── PROVIDED MATERIAL ──

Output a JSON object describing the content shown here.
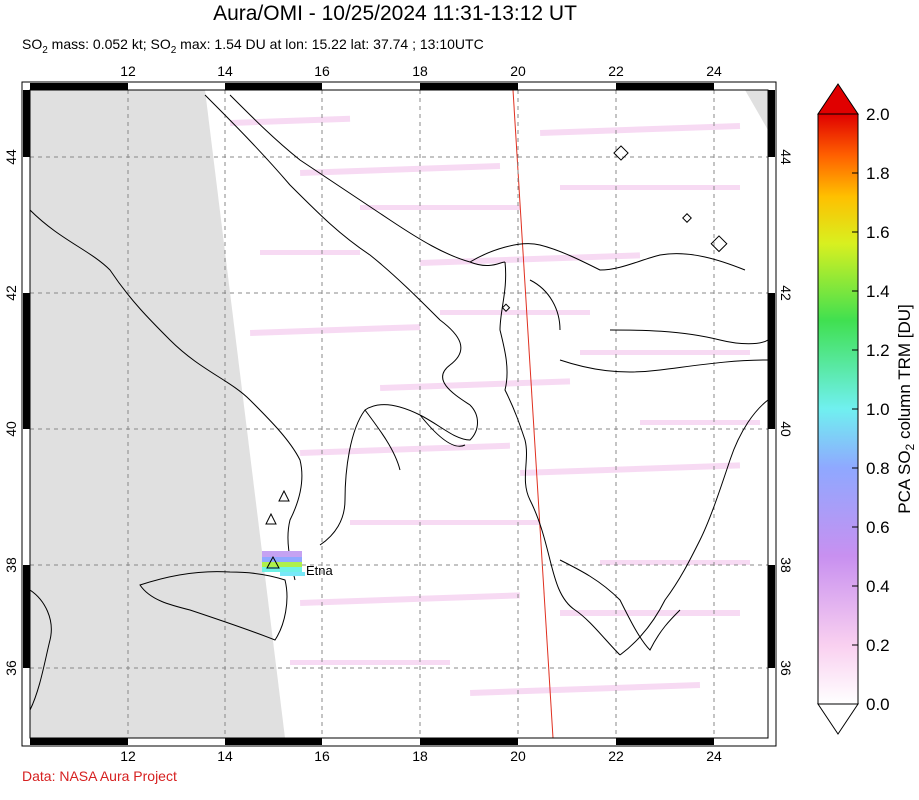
{
  "title": "Aura/OMI - 10/25/2024 11:31-13:12 UT",
  "subtitle": {
    "so2_mass_label": "SO",
    "so2_mass_rest": " mass: 0.052 kt; SO",
    "so2_max_rest": " max: 1.54 DU at lon: 15.22 lat: 37.74 ; 13:10UTC",
    "sub2": "2"
  },
  "credit": "Data: NASA Aura Project",
  "map": {
    "lon_ticks": [
      "12",
      "14",
      "16",
      "18",
      "20",
      "22",
      "24"
    ],
    "lat_ticks": [
      "44",
      "42",
      "40",
      "38",
      "36"
    ],
    "volcano_label": "Etna",
    "max_point": {
      "lon": 15.22,
      "lat": 37.74
    }
  },
  "colorbar": {
    "ticks": [
      "2.0",
      "1.8",
      "1.6",
      "1.4",
      "1.2",
      "1.0",
      "0.8",
      "0.6",
      "0.4",
      "0.2",
      "0.0"
    ],
    "label_prefix": "PCA SO",
    "label_sub": "2",
    "label_suffix": " column TRM [DU]",
    "colors": [
      "#ffffff",
      "#f9c9f0",
      "#c78cf0",
      "#8fa0ff",
      "#7cf5f0",
      "#3fe060",
      "#c8f020",
      "#ffd000",
      "#ff8800",
      "#ff2000",
      "#d00000"
    ]
  }
}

───

Leave out the pictures and copy everything else in the records word for word.

Output a JSON object describing the content shown here.
{
  "title": "Aura/OMI - 10/25/2024 11:31-13:12 UT",
  "subtitle": {
    "so2_mass_label": "SO",
    "so2_mass_rest": " mass: 0.052 kt; SO",
    "so2_max_rest": " max: 1.54 DU at lon: 15.22 lat: 37.74 ; 13:10UTC",
    "sub2": "2"
  },
  "credit": "Data: NASA Aura Project",
  "map": {
    "lon_ticks": [
      "12",
      "14",
      "16",
      "18",
      "20",
      "22",
      "24"
    ],
    "lat_ticks": [
      "44",
      "42",
      "40",
      "38",
      "36"
    ],
    "volcano_label": "Etna",
    "max_point": {
      "lon": 15.22,
      "lat": 37.74
    }
  },
  "colorbar": {
    "ticks": [
      "2.0",
      "1.8",
      "1.6",
      "1.4",
      "1.2",
      "1.0",
      "0.8",
      "0.6",
      "0.4",
      "0.2",
      "0.0"
    ],
    "label_prefix": "PCA SO",
    "label_sub": "2",
    "label_suffix": " column TRM [DU]",
    "colors": [
      "#ffffff",
      "#f9c9f0",
      "#c78cf0",
      "#8fa0ff",
      "#7cf5f0",
      "#3fe060",
      "#c8f020",
      "#ffd000",
      "#ff8800",
      "#ff2000",
      "#d00000"
    ]
  }
}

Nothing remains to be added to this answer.